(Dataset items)
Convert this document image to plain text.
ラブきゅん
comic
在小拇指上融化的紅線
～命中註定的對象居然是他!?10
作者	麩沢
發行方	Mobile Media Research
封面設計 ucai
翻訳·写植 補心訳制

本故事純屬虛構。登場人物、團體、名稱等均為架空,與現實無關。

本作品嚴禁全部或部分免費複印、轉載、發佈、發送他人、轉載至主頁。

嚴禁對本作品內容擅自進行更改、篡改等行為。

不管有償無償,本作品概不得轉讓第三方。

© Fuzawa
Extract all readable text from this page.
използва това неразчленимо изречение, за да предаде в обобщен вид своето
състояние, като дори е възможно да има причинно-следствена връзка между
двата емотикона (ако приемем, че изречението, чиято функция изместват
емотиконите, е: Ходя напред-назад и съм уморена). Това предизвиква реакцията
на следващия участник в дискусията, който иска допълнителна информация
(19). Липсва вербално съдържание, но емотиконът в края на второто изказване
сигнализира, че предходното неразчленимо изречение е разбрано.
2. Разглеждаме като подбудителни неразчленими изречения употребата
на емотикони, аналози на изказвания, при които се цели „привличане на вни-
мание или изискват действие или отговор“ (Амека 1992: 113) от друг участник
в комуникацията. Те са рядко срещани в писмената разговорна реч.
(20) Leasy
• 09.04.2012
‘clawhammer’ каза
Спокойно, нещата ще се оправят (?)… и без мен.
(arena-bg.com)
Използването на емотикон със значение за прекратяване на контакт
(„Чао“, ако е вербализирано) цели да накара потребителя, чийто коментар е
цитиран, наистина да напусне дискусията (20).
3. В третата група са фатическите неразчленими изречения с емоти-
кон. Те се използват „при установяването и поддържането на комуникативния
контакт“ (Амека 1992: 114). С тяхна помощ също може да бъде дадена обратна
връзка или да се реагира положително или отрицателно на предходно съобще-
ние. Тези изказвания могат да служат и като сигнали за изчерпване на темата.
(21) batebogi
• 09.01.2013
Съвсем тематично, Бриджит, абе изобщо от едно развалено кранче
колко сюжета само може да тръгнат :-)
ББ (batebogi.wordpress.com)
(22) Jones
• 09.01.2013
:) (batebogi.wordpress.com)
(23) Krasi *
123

• [Task statement]: Copy out every line of the listing that contains the string "дискусията".

• [Problem solution]:
на следващия участник в дискусията, който иска допълнителна информация
цитиран, наистина да напусне дискусията (20).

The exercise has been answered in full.